本文抜粋:
新型肺炎拡大で空気清浄機増産へ…シャープ・松下

シャープと松下電器産業は14日、家庭用空気清浄機を増産する方針を明らかに
した。新型肺炎(重症急性呼吸器症候群=SARS)の広がりに伴う引き合いの
急増に対応するためだ。

シャープは、上海市にある冷蔵庫などの生産子会社に約3000万円かけて設備
を増強し、5月から清浄機の現地生産を始める。特殊なイオンの働きで空気中に
浮遊するウイルスやカビの活動を抑える清浄機で、当初は6月からの生産を予定
していたが、計画を1か月前倒しする。

日本で製造した機種は香港とシンガポールで既に売られているが、SARS被害
が拡大した3月以降に売り上げが急速に伸び、現地では在庫がない状態だ。月内
に計3000台を追加輸出するが、今後は上海の工場で月3000―5000台
を生産し、主に中国で販売する。

松下電器産業も中国・広東省順徳にある現地工場をフル稼働させて、清浄機の生
産台数を月1200台にする。香港では3月に2001年の年間販売台数とほぼ
同じ約800台を受注し、4月以降も注文が殺到しているため、需要増に応じる。

ただ、両社の清浄機は除菌効果などは確認されているものの、SARSの予防効
果は科学的に立証されていないという。

課題内容: 空気清浄機増産の記事のうち、「シャープと松下電器産業は14日、家庭用空気清浄機を増産する方針を明らかに」を含む語句で始まり「していたが、計画を1か月前倒しする。」で終わる部分を、「上海市」を「北京市」に置き換えて書き直せ。

演習データ:
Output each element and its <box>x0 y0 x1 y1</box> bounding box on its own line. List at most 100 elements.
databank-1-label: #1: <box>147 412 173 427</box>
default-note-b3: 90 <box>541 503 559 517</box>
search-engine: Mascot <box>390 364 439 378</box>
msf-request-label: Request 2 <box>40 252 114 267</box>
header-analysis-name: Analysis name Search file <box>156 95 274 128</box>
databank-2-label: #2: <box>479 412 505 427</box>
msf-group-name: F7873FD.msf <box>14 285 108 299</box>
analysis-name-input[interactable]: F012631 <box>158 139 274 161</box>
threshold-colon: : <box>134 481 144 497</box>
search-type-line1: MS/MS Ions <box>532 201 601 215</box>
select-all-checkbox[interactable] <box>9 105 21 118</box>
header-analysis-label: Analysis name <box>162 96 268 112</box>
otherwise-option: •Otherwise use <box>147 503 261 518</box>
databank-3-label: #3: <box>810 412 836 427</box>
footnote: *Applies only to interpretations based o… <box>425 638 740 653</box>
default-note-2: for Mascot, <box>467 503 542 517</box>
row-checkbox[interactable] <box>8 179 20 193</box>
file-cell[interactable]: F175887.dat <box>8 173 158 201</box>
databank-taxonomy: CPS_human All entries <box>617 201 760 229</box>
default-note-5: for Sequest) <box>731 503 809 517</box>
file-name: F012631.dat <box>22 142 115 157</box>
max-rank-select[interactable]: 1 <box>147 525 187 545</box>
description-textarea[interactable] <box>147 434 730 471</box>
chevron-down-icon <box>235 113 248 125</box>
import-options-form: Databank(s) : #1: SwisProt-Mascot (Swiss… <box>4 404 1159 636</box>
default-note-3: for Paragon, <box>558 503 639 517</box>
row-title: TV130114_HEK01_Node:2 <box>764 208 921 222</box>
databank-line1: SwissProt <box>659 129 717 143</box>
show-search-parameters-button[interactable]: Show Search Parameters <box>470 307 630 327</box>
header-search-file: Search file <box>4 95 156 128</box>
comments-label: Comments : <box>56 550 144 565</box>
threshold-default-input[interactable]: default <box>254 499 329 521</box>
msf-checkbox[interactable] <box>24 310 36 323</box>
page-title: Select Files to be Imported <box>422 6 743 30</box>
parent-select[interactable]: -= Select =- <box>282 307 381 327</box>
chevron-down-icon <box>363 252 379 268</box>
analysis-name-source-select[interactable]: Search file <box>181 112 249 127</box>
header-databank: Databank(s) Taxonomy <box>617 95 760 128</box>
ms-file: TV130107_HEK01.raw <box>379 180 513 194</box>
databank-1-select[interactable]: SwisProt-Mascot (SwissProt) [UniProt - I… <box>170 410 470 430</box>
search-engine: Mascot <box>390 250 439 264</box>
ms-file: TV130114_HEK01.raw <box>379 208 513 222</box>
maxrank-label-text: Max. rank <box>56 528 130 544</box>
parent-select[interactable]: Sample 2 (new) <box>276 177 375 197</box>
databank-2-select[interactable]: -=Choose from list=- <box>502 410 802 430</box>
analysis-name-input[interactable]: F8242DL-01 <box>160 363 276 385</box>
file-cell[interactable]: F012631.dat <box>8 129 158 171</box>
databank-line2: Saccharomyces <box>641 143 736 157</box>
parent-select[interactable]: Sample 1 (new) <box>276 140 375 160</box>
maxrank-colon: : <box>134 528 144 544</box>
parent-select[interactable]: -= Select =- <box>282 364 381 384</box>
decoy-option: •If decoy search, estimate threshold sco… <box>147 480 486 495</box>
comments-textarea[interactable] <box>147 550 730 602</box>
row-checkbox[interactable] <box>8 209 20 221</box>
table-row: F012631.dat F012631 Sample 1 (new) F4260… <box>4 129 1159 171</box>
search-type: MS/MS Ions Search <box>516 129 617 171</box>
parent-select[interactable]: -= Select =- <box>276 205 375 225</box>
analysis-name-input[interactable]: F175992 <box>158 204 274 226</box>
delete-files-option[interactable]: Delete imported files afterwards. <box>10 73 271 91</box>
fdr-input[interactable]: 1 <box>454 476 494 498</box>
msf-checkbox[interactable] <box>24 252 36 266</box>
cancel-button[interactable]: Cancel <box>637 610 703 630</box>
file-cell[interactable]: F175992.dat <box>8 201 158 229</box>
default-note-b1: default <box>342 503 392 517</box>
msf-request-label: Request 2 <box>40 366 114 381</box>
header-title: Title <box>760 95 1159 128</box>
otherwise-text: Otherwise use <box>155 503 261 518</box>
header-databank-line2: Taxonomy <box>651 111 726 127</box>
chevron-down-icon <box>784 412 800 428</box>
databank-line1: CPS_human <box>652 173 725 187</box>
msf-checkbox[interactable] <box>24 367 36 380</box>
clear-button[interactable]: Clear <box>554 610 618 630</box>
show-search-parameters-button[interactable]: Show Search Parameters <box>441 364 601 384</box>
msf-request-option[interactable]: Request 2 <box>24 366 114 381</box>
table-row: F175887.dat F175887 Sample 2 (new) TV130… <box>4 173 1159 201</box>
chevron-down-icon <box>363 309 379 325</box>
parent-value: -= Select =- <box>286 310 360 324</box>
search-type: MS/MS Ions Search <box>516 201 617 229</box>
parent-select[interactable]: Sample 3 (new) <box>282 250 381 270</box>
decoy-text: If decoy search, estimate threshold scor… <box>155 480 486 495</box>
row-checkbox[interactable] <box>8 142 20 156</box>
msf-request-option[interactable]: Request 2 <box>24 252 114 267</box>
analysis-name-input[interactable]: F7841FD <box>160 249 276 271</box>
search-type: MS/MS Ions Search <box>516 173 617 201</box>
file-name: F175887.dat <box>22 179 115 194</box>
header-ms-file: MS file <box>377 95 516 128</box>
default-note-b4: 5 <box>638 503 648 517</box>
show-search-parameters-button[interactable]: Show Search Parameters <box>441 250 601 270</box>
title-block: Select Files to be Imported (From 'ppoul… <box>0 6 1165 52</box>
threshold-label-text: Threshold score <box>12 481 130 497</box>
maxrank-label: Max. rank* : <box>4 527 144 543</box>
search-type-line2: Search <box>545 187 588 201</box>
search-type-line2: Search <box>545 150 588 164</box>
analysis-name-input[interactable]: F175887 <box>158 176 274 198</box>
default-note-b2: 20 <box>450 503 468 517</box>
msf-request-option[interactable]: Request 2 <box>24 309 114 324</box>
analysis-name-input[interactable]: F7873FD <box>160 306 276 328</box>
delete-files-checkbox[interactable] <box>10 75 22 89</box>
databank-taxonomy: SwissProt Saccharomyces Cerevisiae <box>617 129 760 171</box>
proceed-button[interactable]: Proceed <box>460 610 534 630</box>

以下解答:
シャープと松下電器産業は14日、家庭用空気清浄機を増産する方針を明らかに
した。新型肺炎(重症急性呼吸器症候群=SARS)の広がりに伴う引き合いの
急増に対応するためだ。

シャープは、北京市にある冷蔵庫などの生産子会社に約3000万円かけて設備
を増強し、5月から清浄機の現地生産を始める。特殊なイオンの働きで空気中に
浮遊するウイルスやカビの活動を抑える清浄機で、当初は6月からの生産を予定
していたが、計画を1か月前倒しする。